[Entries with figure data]
= = = =

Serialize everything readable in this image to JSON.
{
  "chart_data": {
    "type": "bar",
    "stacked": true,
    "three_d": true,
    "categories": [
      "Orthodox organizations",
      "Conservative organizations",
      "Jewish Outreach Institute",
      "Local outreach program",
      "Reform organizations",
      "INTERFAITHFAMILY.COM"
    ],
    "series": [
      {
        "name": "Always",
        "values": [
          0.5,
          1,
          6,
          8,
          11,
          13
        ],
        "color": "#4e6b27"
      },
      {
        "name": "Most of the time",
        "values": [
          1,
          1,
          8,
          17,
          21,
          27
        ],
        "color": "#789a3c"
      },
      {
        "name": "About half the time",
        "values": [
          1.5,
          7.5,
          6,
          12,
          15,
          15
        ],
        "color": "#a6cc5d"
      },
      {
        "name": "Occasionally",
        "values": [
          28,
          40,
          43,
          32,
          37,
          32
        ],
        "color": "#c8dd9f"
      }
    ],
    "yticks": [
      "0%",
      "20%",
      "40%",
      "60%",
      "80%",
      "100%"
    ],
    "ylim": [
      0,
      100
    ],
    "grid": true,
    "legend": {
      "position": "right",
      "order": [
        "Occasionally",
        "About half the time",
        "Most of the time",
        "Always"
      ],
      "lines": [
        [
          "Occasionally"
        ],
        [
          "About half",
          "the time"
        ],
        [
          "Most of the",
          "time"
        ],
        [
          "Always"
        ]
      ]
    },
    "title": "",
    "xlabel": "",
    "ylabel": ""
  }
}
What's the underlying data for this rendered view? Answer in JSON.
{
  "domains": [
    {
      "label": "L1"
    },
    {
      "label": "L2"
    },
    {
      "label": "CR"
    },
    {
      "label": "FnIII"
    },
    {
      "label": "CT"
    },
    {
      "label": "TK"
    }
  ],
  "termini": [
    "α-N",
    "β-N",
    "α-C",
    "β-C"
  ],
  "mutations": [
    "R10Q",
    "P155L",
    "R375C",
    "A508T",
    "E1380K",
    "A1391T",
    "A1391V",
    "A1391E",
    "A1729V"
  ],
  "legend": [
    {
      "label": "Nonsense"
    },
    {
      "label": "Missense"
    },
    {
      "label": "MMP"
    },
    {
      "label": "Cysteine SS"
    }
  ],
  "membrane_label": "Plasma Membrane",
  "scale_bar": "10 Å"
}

= = = =

- _To be done_
From the data, list each line in which the string "Most" appears.

- _Solution_
        "name": "Most of the time",
        "Most of the time",
          "Most of the",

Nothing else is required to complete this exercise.